- [YOUR INSTRUCTIONS]
Transcribe every line, keeping it exact.

━━━━━ PROVIDED DATA ━━━━━

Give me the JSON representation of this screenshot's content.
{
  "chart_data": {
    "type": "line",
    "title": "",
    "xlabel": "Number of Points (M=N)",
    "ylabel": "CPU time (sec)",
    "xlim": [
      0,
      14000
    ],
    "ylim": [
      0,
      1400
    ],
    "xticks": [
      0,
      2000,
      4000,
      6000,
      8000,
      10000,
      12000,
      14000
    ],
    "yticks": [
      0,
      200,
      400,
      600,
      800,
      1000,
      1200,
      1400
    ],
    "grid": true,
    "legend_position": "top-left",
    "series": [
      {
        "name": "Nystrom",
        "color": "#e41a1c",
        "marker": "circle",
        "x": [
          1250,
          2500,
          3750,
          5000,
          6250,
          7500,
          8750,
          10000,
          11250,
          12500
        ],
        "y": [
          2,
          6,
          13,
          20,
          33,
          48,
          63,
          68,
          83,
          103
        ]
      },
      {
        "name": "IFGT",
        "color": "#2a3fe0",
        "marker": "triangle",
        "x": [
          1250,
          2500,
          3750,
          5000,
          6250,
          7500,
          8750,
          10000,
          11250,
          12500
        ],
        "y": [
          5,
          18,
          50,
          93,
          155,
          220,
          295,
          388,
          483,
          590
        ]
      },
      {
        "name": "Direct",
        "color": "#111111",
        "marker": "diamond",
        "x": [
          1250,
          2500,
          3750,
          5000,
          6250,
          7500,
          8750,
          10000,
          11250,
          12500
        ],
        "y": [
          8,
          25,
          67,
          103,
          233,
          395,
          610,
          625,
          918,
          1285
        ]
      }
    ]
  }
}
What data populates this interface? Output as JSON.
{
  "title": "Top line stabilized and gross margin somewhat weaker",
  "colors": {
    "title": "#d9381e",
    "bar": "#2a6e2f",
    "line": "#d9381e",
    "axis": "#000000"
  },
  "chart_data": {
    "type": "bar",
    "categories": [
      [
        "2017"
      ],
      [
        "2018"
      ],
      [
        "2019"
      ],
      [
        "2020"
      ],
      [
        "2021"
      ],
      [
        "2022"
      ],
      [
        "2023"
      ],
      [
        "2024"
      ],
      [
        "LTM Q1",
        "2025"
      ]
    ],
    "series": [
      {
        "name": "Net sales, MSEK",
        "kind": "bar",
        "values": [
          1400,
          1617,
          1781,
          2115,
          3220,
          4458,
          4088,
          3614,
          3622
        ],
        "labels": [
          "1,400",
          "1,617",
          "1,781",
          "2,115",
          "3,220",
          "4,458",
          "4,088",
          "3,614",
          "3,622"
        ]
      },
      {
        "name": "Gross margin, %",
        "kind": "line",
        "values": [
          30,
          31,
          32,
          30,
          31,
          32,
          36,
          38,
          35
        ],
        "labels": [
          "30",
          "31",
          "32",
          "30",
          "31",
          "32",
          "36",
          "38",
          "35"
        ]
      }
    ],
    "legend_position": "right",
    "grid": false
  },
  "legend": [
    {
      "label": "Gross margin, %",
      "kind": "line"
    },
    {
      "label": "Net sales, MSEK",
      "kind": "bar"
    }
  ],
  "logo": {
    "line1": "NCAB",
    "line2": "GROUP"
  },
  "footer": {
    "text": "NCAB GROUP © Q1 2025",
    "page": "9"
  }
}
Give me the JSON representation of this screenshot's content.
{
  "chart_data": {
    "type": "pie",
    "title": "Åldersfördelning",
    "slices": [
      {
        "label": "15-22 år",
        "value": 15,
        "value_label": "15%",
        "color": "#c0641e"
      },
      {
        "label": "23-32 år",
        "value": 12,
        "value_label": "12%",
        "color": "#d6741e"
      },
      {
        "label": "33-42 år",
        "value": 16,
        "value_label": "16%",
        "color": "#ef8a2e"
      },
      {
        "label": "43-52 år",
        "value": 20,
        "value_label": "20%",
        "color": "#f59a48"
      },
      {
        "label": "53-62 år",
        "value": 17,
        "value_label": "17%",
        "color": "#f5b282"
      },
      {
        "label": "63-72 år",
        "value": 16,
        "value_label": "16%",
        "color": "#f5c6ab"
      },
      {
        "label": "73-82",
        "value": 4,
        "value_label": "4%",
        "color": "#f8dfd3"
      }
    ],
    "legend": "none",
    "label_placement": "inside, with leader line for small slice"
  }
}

━━━━━

- [RIGHT ANSWER]
Give me the JSON representation of this screenshot's content.
{
  "chart_data": {
    "type": "line",
    "title": "",
    "xlabel": "Number of Points (M=N)",
    "ylabel": "CPU time (sec)",
    "xlim": [
      0,
      14000
    ],
    "ylim": [
      0,
      1400
    ],
    "xticks": [
      0,
      2000,
      4000,
      6000,
      8000,
      10000,
      12000,
      14000
    ],
    "yticks": [
      0,
      200,
      400,
      600,
      800,
      1000,
      1200,
      1400
    ],
    "grid": true,
    "legend_position": "top-left",
    "series": [
      {
        "name": "Nystrom",
        "color": "#e41a1c",
        "marker": "circle",
        "x": [
          1250,
          2500,
          3750,
          5000,
          6250,
          7500,
          8750,
          10000,
          11250,
          12500
        ],
        "y": [
          2,
          6,
          13,
          20,
          33,
          48,
          63,
          68,
          83,
          103
        ]
      },
      {
        "name": "IFGT",
        "color": "#2a3fe0",
        "marker": "triangle",
        "x": [
          1250,
          2500,
          3750,
          5000,
          6250,
          7500,
          8750,
          10000,
          11250,
          12500
        ],
        "y": [
          5,
          18,
          50,
          93,
          155,
          220,
          295,
          388,
          483,
          590
        ]
      },
      {
        "name": "Direct",
        "color": "#111111",
        "marker": "diamond",
        "x": [
          1250,
          2500,
          3750,
          5000,
          6250,
          7500,
          8750,
          10000,
          11250,
          12500
        ],
        "y": [
          8,
          25,
          67,
          103,
          233,
          395,
          610,
          625,
          918,
          1285
        ]
      }
    ]
  }
}
What data populates this interface? Output as JSON.
{
  "title": "Top line stabilized and gross margin somewhat weaker",
  "colors": {
    "title": "#d9381e",
    "bar": "#2a6e2f",
    "line": "#d9381e",
    "axis": "#000000"
  },
  "chart_data": {
    "type": "bar",
    "categories": [
      [
        "2017"
      ],
      [
        "2018"
      ],
      [
        "2019"
      ],
      [
        "2020"
      ],
      [
        "2021"
      ],
      [
        "2022"
      ],
      [
        "2023"
      ],
      [
        "2024"
      ],
      [
        "LTM Q1",
        "2025"
      ]
    ],
    "series": [
      {
        "name": "Net sales, MSEK",
        "kind": "bar",
        "values": [
          1400,
          1617,
          1781,
          2115,
          3220,
          4458,
          4088,
          3614,
          3622
        ],
        "labels": [
          "1,400",
          "1,617",
          "1,781",
          "2,115",
          "3,220",
          "4,458",
          "4,088",
          "3,614",
          "3,622"
        ]
      },
      {
        "name": "Gross margin, %",
        "kind": "line",
        "values": [
          30,
          31,
          32,
          30,
          31,
          32,
          36,
          38,
          35
        ],
        "labels": [
          "30",
          "31",
          "32",
          "30",
          "31",
          "32",
          "36",
          "38",
          "35"
        ]
      }
    ],
    "legend_position": "right",
    "grid": false
  },
  "legend": [
    {
      "label": "Gross margin, %",
      "kind": "line"
    },
    {
      "label": "Net sales, MSEK",
      "kind": "bar"
    }
  ],
  "logo": {
    "line1": "NCAB",
    "line2": "GROUP"
  },
  "footer": {
    "text": "NCAB GROUP © Q1 2025",
    "page": "9"
  }
}
Give me the JSON representation of this screenshot's content.
{
  "chart_data": {
    "type": "pie",
    "title": "Åldersfördelning",
    "slices": [
      {
        "label": "15-22 år",
        "value": 15,
        "value_label": "15%",
        "color": "#c0641e"
      },
      {
        "label": "23-32 år",
        "value": 12,
        "value_label": "12%",
        "color": "#d6741e"
      },
      {
        "label": "33-42 år",
        "value": 16,
        "value_label": "16%",
        "color": "#ef8a2e"
      },
      {
        "label": "43-52 år",
        "value": 20,
        "value_label": "20%",
        "color": "#f59a48"
      },
      {
        "label": "53-62 år",
        "value": 17,
        "value_label": "17%",
        "color": "#f5b282"
      },
      {
        "label": "63-72 år",
        "value": 16,
        "value_label": "16%",
        "color": "#f5c6ab"
      },
      {
        "label": "73-82",
        "value": 4,
        "value_label": "4%",
        "color": "#f8dfd3"
      }
    ],
    "legend": "none",
    "label_placement": "inside, with leader line for small slice"
  }
}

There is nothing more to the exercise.